■ DATA SHOWN
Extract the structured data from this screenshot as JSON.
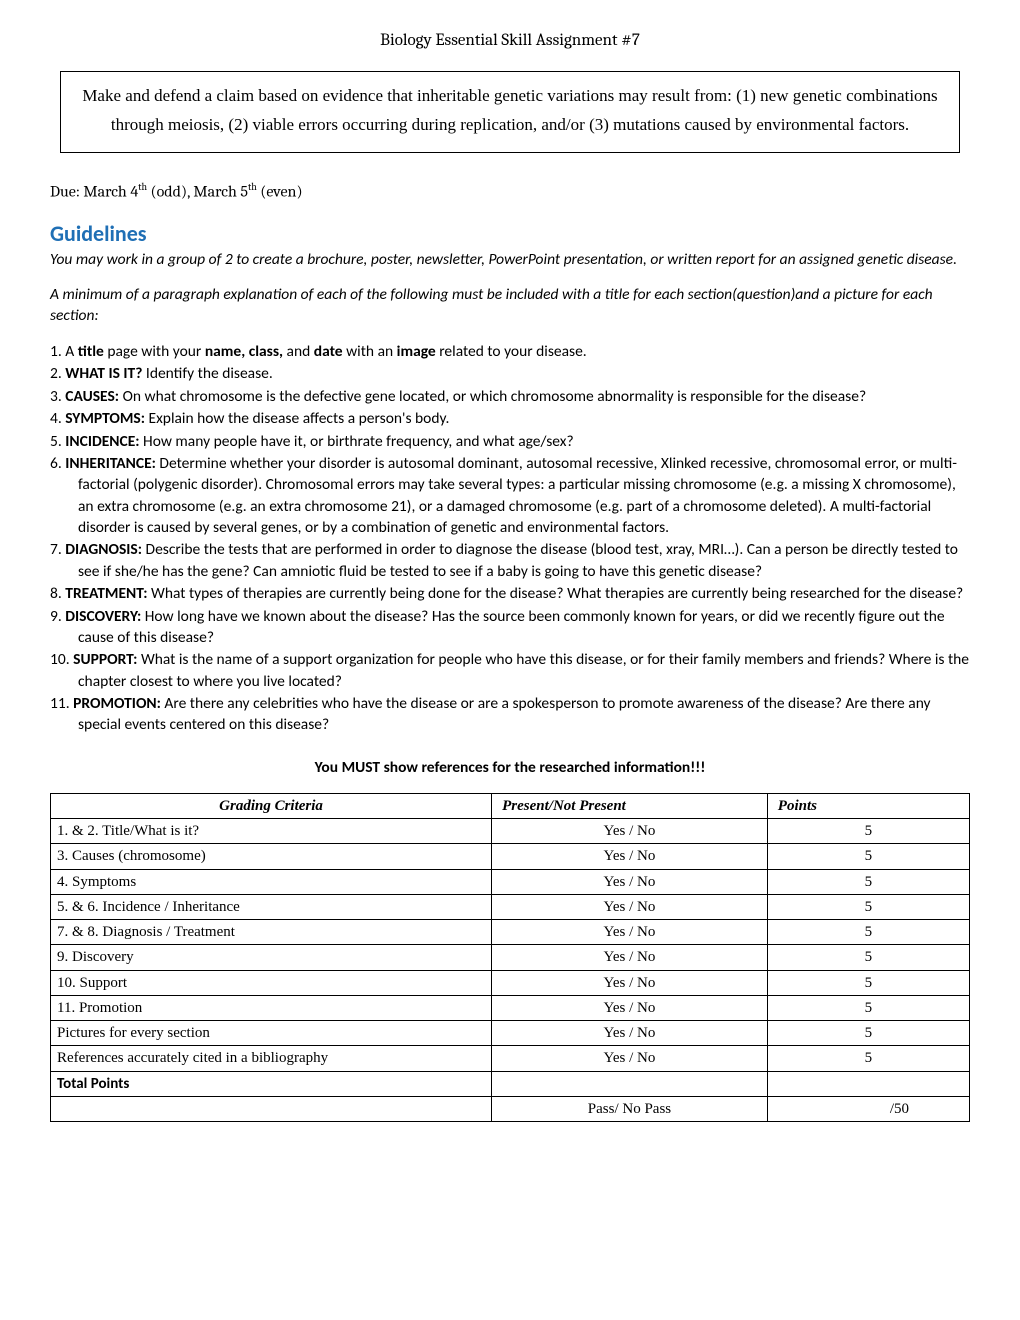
{
  "title": "Biology Essential Skill Assignment #7",
  "claim": "Make and defend a claim based on evidence that inheritable genetic variations may result from:  (1) new genetic combinations through meiosis, (2) viable errors occurring during replication, and/or (3) mutations caused by environmental factors.",
  "due": {
    "prefix": "Due: March 4",
    "sup1": "th",
    "mid": " (odd), March 5",
    "sup2": "th",
    "suffix": " (even)"
  },
  "guidelines_heading": "Guidelines",
  "intro1": "You may work in a group of 2 to create a brochure, poster, newsletter, PowerPoint presentation, or written report for an assigned genetic disease.",
  "intro2": "A minimum of a paragraph explanation of each of the following must be included with a title for each section(question)and a picture for each section:",
  "items": [
    {
      "pre": "A ",
      "b1": "title",
      "mid1": " page with your ",
      "b2": "name, class,",
      "mid2": " and ",
      "b3": "date",
      "mid3": " with an ",
      "b4": "image",
      "post": " related to your disease."
    },
    {
      "b1": "WHAT IS IT?",
      "post": " Identify the disease."
    },
    {
      "b1": "CAUSES:",
      "post": " On what chromosome is the defective gene located, or which chromosome abnormality is responsible for the disease?"
    },
    {
      "b1": "SYMPTOMS:",
      "post": " Explain how the disease affects a person's body."
    },
    {
      "b1": "INCIDENCE:",
      "post": " How many people have it, or birthrate frequency, and what age/sex?"
    },
    {
      "b1": "INHERITANCE:",
      "post": " Determine whether your disorder is autosomal dominant, autosomal recessive, Xlinked recessive, chromosomal error, or multi-factorial (polygenic disorder). Chromosomal errors may take several types: a particular missing chromosome (e.g. a missing X chromosome), an extra chromosome (e.g. an extra chromosome 21), or a damaged chromosome (e.g. part of a chromosome deleted). A multi-factorial disorder is caused by several genes, or by a combination of genetic and environmental factors."
    },
    {
      "b1": "DIAGNOSIS:",
      "post": " Describe the tests that are performed in order to diagnose the disease (blood test, xray, MRI…). Can a person be directly tested to see if she/he has the gene? Can amniotic fluid be tested to see if a baby is going to have this genetic disease?"
    },
    {
      "b1": "TREATMENT:",
      "post": " What types of therapies are currently being done for the disease? What therapies are currently being researched for the disease?"
    },
    {
      "b1": "DISCOVERY:",
      "post": " How long have we known about the disease? Has the source been commonly known for years, or did we recently figure out the cause of this disease?"
    },
    {
      "b1": "SUPPORT:",
      "post": " What is the name of a support organization for people who have this disease, or for their family members and friends? Where is the chapter closest to where you live located?"
    },
    {
      "b1": "PROMOTION:",
      "post": " Are there any celebrities who have the disease or are a spokesperson to promote awareness of the disease? Are there any special events centered on this disease?"
    }
  ],
  "references_note": "You MUST show references for the researched information!!!",
  "rubric": {
    "headers": [
      "Grading Criteria",
      "Present/Not Present",
      "Points"
    ],
    "rows": [
      {
        "c": "1. & 2. Title/What is it?",
        "p": "Yes / No",
        "pts": "5"
      },
      {
        "c": "3. Causes (chromosome)",
        "p": "Yes / No",
        "pts": "5"
      },
      {
        "c": "4. Symptoms",
        "p": "Yes / No",
        "pts": "5"
      },
      {
        "c": "5. & 6. Incidence / Inheritance",
        "p": "Yes / No",
        "pts": "5"
      },
      {
        "c": "7. & 8. Diagnosis / Treatment",
        "p": "Yes / No",
        "pts": "5"
      },
      {
        "c": "9. Discovery",
        "p": "Yes / No",
        "pts": "5"
      },
      {
        "c": "10. Support",
        "p": "Yes / No",
        "pts": "5"
      },
      {
        "c": "11. Promotion",
        "p": "Yes / No",
        "pts": "5"
      },
      {
        "c": "Pictures for every section",
        "p": "Yes / No",
        "pts": "5"
      },
      {
        "c": "References accurately cited in a bibliography",
        "p": "Yes / No",
        "pts": "5"
      }
    ],
    "total_label": "Total Points",
    "pass_label": "Pass/ No Pass",
    "pass_pts": "/50"
  }
}
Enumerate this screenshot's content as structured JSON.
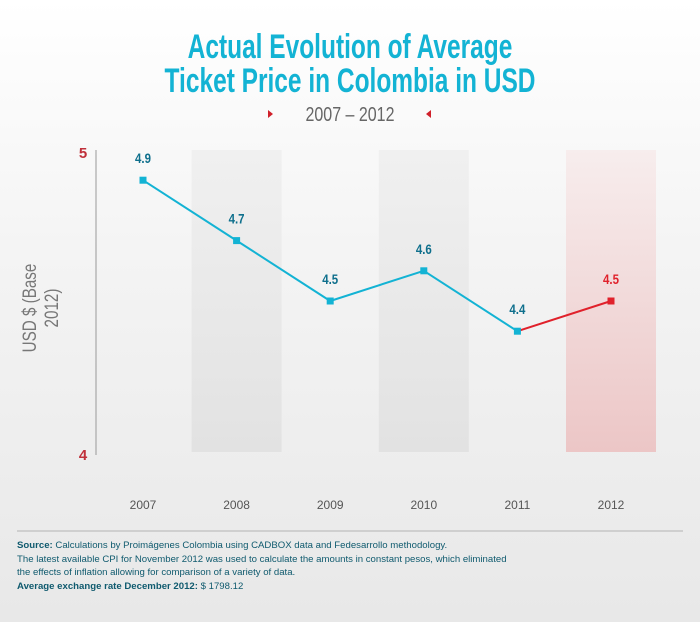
{
  "title_line1": "Actual Evolution of Average",
  "title_line2": "Ticket Price in Colombia in USD",
  "subtitle": "2007 – 2012",
  "colors": {
    "title": "#13b3d4",
    "line": "#13b3d4",
    "highlight": "#e0212b",
    "label": "#0e6f8c",
    "axis_tick": "#c0303a"
  },
  "chart_data": {
    "type": "line",
    "title": "Actual Evolution of Average Ticket Price in Colombia in USD",
    "subtitle": "2007 – 2012",
    "ylabel": "USD $ (Base 2012)",
    "xlabel": "",
    "categories": [
      "2007",
      "2008",
      "2009",
      "2010",
      "2011",
      "2012"
    ],
    "values": [
      4.9,
      4.7,
      4.5,
      4.6,
      4.4,
      4.5
    ],
    "data_labels": [
      "4.9",
      "4.7",
      "4.5",
      "4.6",
      "4.4",
      "4.5"
    ],
    "ylim": [
      4,
      5
    ],
    "y_ticks": [
      "4",
      "5"
    ],
    "highlight_category": "2012",
    "grid": false
  },
  "notes": {
    "source_label": "Source:",
    "source_text": " Calculations by Proimágenes Colombia using CADBOX data and Fedesarrollo methodology.",
    "cpi_line1": "The latest available CPI for November 2012 was used to calculate the amounts in constant pesos, which eliminated",
    "cpi_line2": "the effects of inflation allowing for comparison of a variety of data.",
    "rate_label": "Average exchange rate December 2012:",
    "rate_value": " $ 1798.12"
  }
}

■ YOUR ASSIGNMENT
Search the data for "errors" and list every line in which it occurs.

■ RESPONSE BOX
  "claim": "Make and defend a claim based on evidence that inheritable genetic variations may result from:  (1) new genetic combinations through meiosis, (2) viable errors occurring during replication, and/or (3) mutations caused by environmental factors.",
      "post": " Determine whether your disorder is autosomal dominant, autosomal recessive, Xlinked recessive, chromosomal error, or multi-factorial (polygenic disorder). Chromosomal errors may take several types: a particular missing chromosome (e.g. a missing X chromosome), an extra chromosome (e.g. an extra chromosome 21), or a damaged chromosome (e.g. part of a chromosome deleted). A multi-factorial disorder is caused by several genes, or by a combination of genetic and environmental factors."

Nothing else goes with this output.